THE DATA:
****

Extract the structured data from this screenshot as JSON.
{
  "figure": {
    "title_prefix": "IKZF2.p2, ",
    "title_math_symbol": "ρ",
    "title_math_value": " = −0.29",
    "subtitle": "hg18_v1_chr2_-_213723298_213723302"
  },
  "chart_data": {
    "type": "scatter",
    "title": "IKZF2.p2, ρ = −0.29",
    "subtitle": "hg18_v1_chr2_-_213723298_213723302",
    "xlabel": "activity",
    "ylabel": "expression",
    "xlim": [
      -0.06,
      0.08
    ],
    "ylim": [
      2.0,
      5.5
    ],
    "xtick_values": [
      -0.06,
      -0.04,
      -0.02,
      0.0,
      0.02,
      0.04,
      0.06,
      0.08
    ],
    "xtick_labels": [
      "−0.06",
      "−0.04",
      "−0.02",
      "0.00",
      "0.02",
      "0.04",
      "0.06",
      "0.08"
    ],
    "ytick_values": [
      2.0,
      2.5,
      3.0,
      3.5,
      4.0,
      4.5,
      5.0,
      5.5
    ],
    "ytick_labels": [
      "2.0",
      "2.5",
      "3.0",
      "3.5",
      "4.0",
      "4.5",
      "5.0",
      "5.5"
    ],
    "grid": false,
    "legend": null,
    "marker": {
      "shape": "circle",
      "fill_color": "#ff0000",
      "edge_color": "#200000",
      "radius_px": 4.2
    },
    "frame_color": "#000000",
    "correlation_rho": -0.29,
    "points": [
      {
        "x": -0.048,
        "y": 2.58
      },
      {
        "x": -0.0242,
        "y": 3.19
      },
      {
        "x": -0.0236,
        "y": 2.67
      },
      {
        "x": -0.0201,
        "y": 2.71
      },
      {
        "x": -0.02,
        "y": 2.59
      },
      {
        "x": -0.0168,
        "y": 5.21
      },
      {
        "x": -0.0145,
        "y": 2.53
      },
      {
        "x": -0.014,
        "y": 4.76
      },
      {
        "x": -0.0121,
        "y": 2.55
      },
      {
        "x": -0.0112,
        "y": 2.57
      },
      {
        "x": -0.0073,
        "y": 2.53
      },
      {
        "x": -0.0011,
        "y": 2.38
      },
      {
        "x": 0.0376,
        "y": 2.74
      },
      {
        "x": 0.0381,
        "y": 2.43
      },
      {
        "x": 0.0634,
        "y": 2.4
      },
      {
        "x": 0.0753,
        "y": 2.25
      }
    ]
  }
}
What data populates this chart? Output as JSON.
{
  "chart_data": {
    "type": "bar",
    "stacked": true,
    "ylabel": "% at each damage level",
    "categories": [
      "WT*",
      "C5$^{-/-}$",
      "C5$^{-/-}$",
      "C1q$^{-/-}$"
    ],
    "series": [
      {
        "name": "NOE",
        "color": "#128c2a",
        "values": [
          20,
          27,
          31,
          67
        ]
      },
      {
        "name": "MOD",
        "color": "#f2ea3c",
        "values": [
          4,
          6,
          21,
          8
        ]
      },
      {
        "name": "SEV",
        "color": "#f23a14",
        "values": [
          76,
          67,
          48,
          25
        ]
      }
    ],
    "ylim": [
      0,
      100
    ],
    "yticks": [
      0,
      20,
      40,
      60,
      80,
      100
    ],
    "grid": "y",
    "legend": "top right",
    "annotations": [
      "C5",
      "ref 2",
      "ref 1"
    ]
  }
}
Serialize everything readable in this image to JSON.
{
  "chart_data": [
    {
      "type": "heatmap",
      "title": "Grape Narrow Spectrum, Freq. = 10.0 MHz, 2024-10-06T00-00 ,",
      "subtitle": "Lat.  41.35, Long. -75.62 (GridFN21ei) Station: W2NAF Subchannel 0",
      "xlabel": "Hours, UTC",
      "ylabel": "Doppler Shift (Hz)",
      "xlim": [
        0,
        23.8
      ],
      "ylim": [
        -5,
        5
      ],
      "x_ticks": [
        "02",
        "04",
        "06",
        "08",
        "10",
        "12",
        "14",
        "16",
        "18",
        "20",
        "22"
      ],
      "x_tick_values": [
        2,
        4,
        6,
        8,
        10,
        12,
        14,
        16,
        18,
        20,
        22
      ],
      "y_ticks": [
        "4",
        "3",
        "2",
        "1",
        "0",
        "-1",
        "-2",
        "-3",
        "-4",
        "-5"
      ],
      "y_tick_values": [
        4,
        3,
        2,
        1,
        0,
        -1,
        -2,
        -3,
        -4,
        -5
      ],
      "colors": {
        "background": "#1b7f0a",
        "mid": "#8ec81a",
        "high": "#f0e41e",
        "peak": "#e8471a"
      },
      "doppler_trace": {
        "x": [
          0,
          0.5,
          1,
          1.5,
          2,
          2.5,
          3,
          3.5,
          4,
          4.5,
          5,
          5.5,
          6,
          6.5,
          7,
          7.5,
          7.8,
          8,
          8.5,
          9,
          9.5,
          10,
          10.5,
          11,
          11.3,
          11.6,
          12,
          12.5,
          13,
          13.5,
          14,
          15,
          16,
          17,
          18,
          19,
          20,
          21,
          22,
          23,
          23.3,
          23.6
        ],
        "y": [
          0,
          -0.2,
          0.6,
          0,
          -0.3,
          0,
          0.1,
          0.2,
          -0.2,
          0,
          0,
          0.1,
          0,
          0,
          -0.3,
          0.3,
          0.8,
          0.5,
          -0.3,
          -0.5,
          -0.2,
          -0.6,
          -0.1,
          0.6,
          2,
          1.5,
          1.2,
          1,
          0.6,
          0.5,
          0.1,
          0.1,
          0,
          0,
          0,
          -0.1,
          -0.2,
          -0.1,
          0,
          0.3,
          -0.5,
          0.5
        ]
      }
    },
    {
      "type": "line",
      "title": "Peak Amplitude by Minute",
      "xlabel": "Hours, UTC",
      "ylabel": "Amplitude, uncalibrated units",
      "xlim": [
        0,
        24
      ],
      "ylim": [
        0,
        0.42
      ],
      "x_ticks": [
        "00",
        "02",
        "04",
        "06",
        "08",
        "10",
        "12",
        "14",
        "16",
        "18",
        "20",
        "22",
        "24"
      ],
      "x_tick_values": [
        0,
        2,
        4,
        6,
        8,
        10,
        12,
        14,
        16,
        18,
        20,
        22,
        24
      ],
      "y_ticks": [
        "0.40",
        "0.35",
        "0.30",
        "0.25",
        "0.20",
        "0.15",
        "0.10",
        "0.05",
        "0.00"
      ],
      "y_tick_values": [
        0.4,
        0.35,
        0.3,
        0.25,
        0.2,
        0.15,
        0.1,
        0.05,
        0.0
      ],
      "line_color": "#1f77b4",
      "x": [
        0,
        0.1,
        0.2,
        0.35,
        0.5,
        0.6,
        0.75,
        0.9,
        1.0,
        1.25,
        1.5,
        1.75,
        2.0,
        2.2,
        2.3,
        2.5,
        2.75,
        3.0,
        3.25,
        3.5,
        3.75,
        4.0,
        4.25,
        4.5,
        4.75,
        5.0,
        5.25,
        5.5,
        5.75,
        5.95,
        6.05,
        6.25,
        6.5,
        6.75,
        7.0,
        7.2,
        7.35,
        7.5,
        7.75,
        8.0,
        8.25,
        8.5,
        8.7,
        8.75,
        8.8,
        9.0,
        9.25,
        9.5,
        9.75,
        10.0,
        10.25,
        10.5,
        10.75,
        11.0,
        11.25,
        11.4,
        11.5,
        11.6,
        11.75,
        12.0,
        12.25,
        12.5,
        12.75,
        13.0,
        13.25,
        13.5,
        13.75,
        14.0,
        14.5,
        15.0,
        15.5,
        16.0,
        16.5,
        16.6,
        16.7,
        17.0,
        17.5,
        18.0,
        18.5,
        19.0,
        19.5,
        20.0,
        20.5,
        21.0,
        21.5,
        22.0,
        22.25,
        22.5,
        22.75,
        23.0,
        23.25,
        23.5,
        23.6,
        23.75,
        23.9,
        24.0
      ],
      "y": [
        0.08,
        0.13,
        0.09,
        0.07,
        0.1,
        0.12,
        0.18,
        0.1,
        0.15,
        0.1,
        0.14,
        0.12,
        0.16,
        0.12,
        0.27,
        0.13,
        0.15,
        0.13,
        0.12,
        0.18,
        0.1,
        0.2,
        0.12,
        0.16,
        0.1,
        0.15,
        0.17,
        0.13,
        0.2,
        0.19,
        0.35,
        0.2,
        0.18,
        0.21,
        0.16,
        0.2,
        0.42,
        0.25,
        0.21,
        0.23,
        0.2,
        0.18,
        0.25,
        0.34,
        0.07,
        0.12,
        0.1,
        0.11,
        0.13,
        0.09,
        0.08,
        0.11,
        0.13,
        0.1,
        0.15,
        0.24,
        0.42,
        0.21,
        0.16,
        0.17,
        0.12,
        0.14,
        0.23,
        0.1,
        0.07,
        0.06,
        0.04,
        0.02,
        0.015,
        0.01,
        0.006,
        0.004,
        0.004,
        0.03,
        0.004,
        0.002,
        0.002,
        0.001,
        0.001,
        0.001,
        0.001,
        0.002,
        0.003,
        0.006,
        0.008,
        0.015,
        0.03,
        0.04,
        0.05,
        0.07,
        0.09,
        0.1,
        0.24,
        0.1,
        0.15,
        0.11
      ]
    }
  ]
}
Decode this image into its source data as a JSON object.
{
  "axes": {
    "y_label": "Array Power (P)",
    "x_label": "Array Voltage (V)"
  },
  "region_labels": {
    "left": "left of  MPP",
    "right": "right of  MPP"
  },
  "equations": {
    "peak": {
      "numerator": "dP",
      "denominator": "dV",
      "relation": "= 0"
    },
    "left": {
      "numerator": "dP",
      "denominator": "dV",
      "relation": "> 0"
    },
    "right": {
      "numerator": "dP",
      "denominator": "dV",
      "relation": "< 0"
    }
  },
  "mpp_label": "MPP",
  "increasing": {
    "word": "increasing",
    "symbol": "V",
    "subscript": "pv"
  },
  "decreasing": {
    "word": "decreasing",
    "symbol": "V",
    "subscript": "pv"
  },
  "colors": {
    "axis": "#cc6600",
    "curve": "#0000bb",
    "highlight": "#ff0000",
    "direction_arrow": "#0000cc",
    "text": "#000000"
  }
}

****

WRITTEN TASK: Quote only the lines from the one containing "Decode this image" through the final line of the records, with both ends included.

EXERCISE RESULT:
Decode this image into its source data as a JSON object.
{
  "axes": {
    "y_label": "Array Power (P)",
    "x_label": "Array Voltage (V)"
  },
  "region_labels": {
    "left": "left of  MPP",
    "right": "right of  MPP"
  },
  "equations": {
    "peak": {
      "numerator": "dP",
      "denominator": "dV",
      "relation": "= 0"
    },
    "left": {
      "numerator": "dP",
      "denominator": "dV",
      "relation": "> 0"
    },
    "right": {
      "numerator": "dP",
      "denominator": "dV",
      "relation": "< 0"
    }
  },
  "mpp_label": "MPP",
  "increasing": {
    "word": "increasing",
    "symbol": "V",
    "subscript": "pv"
  },
  "decreasing": {
    "word": "decreasing",
    "symbol": "V",
    "subscript": "pv"
  },
  "colors": {
    "axis": "#cc6600",
    "curve": "#0000bb",
    "highlight": "#ff0000",
    "direction_arrow": "#0000cc",
    "text": "#000000"
  }
}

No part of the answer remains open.